SUPPLIED MATERIAL
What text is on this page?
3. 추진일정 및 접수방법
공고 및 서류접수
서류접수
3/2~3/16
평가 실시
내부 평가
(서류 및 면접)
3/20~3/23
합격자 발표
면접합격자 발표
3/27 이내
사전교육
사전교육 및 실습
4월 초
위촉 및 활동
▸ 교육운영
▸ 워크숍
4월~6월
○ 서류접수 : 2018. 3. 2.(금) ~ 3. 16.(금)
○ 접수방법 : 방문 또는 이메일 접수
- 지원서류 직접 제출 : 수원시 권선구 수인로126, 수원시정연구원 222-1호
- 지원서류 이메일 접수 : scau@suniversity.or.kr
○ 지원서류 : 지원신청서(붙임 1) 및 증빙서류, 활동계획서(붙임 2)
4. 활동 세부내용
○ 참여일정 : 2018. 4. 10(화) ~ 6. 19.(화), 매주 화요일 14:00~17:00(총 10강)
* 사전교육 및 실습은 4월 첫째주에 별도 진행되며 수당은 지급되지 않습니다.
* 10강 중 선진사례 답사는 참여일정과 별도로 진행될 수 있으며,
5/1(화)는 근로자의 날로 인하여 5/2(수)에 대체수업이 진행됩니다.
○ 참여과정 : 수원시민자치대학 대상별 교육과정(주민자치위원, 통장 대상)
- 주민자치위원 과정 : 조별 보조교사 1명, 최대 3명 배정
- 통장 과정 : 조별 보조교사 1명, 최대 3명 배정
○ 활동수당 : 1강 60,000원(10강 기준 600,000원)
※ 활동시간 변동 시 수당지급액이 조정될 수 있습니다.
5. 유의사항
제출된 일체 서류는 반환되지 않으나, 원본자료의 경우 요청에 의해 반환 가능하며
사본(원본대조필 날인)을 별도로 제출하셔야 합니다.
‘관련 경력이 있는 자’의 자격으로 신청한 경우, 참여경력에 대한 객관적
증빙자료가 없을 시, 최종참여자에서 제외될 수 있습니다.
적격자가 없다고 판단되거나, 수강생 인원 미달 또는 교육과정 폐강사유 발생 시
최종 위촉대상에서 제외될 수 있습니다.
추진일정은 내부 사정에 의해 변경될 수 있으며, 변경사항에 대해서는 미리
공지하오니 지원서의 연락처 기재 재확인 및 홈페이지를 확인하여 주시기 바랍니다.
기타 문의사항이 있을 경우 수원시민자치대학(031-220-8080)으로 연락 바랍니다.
==
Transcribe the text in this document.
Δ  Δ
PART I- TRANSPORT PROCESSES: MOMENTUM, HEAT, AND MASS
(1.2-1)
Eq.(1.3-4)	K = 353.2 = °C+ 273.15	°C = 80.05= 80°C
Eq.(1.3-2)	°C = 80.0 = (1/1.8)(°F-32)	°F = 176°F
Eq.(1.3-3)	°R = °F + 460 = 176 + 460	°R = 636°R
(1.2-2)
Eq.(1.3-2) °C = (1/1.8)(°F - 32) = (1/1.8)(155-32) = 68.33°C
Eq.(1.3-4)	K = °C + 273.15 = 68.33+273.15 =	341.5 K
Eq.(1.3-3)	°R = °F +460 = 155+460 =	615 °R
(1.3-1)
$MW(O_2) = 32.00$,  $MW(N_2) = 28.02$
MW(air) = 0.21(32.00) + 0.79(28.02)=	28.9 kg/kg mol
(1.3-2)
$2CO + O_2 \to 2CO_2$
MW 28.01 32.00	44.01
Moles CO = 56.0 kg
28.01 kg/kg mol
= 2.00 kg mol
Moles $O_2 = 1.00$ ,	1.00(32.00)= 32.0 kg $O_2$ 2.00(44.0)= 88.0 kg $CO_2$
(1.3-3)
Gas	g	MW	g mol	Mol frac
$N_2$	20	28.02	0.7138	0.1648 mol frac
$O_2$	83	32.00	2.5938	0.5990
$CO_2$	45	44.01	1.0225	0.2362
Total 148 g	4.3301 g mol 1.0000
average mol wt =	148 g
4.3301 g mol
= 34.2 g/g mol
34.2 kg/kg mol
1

THE PROBLEM
Where does the word "text" appear? Return each line that holds it.

THE REPLY
What text is on this page?
Transcribe the text in this document.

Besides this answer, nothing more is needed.